STATED GOAL:
Pick out the lines below with "Create" and list them.

SOURCE DATA:
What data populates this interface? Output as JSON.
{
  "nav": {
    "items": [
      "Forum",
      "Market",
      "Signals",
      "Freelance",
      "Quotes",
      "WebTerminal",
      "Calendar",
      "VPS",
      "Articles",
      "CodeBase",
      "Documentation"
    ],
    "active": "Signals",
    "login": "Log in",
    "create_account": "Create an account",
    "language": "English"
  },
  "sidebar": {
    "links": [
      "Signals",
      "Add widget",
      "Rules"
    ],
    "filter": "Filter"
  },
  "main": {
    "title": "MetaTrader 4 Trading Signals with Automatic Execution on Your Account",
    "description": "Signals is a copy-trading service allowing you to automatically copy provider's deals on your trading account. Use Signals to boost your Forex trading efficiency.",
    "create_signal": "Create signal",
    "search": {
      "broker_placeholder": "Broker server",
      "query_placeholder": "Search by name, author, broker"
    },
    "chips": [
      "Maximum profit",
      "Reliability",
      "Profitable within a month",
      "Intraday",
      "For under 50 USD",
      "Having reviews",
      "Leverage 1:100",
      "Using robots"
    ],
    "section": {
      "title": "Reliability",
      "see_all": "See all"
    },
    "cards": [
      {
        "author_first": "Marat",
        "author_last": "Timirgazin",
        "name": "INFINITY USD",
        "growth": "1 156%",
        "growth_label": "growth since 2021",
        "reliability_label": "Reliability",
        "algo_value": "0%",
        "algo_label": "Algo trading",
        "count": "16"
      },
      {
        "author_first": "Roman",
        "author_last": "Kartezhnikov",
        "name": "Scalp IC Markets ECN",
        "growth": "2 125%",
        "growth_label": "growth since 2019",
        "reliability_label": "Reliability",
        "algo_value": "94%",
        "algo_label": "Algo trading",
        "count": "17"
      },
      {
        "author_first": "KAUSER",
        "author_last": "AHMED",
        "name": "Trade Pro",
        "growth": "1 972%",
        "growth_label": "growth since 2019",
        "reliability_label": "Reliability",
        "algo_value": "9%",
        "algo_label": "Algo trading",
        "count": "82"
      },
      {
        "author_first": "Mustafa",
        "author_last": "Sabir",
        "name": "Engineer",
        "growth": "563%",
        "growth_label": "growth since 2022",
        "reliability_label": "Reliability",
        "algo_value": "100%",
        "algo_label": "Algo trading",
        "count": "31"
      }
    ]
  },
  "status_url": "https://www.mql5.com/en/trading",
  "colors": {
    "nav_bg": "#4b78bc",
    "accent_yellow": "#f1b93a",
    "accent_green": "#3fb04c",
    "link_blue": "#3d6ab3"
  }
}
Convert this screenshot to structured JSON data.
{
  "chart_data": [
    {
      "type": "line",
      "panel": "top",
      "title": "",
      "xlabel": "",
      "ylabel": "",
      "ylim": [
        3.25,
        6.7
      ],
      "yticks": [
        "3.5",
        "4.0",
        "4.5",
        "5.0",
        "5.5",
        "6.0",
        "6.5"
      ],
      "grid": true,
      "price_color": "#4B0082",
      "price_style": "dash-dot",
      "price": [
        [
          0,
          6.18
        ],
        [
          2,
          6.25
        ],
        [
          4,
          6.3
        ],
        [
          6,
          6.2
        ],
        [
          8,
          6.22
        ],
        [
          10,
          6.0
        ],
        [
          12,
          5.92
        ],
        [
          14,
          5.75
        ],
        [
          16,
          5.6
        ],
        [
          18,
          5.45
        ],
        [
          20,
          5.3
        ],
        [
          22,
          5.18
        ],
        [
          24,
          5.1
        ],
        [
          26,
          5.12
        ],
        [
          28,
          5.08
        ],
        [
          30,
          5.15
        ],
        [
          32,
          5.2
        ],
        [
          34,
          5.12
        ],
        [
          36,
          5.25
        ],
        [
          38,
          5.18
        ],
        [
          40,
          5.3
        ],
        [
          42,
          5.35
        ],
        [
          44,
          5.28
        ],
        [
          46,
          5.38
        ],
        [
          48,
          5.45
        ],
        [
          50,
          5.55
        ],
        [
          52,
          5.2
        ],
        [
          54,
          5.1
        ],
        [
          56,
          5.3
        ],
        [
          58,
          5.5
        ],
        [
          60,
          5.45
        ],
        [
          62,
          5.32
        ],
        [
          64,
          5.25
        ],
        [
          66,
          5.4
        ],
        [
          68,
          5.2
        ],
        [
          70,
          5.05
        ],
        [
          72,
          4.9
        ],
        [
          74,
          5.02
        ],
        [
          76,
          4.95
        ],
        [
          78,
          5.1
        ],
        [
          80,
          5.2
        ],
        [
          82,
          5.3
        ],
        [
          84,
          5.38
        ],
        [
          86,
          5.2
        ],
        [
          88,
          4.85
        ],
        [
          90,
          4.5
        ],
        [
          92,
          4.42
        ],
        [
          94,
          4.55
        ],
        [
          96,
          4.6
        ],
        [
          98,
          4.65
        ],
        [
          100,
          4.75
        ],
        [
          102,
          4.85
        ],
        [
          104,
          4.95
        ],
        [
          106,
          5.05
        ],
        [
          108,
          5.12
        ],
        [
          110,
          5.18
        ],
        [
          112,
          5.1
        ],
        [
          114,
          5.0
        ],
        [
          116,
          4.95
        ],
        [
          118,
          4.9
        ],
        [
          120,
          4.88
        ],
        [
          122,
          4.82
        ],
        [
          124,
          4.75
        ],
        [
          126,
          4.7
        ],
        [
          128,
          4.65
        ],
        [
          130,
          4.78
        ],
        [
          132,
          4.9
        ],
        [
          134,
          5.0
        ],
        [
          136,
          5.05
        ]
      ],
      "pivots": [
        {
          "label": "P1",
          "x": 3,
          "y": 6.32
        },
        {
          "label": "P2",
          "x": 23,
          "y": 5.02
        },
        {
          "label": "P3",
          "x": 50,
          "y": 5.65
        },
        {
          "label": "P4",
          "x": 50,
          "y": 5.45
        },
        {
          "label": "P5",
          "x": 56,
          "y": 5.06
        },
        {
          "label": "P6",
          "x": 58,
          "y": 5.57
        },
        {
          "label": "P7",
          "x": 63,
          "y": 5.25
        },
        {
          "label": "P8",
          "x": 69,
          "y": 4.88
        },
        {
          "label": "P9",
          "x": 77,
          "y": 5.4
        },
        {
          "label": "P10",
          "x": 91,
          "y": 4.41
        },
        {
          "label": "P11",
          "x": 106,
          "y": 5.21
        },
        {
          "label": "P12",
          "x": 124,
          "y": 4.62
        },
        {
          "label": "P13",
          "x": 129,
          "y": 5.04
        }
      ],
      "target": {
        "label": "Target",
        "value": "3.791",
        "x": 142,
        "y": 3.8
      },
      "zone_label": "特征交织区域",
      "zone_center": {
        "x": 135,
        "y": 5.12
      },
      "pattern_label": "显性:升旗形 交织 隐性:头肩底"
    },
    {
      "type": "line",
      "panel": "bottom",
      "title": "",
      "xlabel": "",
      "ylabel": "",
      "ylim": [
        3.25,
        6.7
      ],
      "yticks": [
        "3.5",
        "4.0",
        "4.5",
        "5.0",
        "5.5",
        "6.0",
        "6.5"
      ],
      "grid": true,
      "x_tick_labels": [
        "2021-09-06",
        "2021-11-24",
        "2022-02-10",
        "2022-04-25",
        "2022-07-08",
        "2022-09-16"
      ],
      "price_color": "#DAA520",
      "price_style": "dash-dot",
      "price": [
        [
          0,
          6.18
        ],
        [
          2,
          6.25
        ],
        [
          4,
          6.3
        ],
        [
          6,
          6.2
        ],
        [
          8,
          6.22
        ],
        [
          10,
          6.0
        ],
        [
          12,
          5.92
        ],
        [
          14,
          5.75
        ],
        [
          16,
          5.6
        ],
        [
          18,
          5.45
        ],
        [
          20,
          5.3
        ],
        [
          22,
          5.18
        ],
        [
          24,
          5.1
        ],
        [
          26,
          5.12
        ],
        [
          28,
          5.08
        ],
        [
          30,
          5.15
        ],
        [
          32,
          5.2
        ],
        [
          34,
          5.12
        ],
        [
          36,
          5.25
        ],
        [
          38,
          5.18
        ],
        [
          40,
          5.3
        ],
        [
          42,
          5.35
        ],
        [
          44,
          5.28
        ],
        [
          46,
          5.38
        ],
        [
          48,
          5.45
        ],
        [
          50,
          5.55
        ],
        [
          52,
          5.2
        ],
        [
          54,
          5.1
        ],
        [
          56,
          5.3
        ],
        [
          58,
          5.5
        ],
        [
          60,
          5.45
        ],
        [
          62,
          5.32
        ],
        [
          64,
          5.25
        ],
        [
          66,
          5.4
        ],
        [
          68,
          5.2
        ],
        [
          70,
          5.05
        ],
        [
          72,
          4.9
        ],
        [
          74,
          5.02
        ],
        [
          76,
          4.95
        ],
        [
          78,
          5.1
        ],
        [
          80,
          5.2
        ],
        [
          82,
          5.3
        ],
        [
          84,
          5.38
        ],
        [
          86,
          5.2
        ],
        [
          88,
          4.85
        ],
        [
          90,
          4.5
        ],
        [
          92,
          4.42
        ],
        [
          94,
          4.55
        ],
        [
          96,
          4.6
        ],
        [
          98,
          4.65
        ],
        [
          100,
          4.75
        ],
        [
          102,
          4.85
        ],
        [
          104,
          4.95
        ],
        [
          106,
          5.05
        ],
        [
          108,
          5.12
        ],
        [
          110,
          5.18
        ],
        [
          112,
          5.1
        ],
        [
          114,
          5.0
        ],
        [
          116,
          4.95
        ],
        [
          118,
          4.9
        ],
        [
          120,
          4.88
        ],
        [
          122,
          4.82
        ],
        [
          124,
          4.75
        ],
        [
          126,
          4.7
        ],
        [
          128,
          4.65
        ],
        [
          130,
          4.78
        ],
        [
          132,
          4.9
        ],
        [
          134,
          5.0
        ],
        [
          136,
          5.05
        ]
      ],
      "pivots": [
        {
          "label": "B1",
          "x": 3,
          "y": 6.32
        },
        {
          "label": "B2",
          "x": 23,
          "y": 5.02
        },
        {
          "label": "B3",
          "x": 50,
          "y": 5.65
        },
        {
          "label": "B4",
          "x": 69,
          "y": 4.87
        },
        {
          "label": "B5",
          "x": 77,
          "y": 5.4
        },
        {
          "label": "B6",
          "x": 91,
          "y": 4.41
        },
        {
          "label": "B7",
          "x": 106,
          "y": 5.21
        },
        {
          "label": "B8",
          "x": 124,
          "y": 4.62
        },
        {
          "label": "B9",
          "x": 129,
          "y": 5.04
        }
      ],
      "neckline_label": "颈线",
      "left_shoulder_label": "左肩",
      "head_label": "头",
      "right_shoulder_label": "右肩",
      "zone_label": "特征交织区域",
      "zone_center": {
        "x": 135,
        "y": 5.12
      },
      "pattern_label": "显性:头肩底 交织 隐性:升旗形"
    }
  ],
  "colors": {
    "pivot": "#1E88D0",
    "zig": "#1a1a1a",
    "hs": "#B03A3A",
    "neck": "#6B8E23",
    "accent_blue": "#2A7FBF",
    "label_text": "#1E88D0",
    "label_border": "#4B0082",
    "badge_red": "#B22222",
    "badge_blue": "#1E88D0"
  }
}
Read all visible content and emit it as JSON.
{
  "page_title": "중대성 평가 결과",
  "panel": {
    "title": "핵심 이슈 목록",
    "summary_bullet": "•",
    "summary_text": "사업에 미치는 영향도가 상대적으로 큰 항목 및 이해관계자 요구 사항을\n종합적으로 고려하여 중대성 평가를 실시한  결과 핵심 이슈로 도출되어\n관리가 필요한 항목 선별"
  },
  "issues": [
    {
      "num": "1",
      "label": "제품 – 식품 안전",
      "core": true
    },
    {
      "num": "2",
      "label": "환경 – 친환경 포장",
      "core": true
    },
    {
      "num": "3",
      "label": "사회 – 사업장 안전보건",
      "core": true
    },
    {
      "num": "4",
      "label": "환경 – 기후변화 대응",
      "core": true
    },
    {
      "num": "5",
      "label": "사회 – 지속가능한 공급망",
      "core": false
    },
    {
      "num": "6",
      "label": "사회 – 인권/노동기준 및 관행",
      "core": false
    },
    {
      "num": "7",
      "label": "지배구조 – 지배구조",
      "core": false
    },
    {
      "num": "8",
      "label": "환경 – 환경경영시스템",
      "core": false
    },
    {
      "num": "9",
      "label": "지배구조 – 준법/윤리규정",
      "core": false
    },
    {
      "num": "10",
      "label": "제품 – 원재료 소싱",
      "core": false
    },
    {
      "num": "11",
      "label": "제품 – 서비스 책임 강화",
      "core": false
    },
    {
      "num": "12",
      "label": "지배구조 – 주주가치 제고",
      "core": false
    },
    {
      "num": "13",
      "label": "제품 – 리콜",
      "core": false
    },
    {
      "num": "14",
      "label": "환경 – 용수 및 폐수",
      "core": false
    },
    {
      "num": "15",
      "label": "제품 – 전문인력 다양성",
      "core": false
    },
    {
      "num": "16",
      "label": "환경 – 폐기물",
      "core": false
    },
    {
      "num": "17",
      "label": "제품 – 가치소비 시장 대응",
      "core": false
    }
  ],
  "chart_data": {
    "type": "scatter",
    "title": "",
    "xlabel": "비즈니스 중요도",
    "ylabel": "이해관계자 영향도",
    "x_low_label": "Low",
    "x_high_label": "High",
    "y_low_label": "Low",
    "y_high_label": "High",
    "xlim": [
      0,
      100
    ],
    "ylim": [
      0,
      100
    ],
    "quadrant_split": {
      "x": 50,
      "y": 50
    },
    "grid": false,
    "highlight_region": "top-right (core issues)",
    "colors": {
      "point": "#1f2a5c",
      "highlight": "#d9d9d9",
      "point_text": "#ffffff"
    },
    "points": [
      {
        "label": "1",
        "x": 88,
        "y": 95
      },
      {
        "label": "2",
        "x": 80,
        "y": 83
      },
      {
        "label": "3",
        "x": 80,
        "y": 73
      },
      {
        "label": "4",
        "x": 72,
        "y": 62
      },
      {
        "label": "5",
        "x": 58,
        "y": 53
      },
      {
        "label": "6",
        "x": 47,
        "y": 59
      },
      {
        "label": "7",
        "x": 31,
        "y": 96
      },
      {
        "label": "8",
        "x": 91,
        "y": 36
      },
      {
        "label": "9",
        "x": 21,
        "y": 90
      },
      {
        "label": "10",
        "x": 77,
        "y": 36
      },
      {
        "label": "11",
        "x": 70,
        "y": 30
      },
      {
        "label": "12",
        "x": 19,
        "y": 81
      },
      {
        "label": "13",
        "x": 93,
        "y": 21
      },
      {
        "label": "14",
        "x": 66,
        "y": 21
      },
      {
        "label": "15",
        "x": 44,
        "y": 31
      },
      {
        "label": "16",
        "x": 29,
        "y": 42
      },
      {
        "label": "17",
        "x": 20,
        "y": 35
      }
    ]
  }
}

PROBLEM SOLUTION:
    "create_account": "Create an account",
    "create_signal": "Create signal",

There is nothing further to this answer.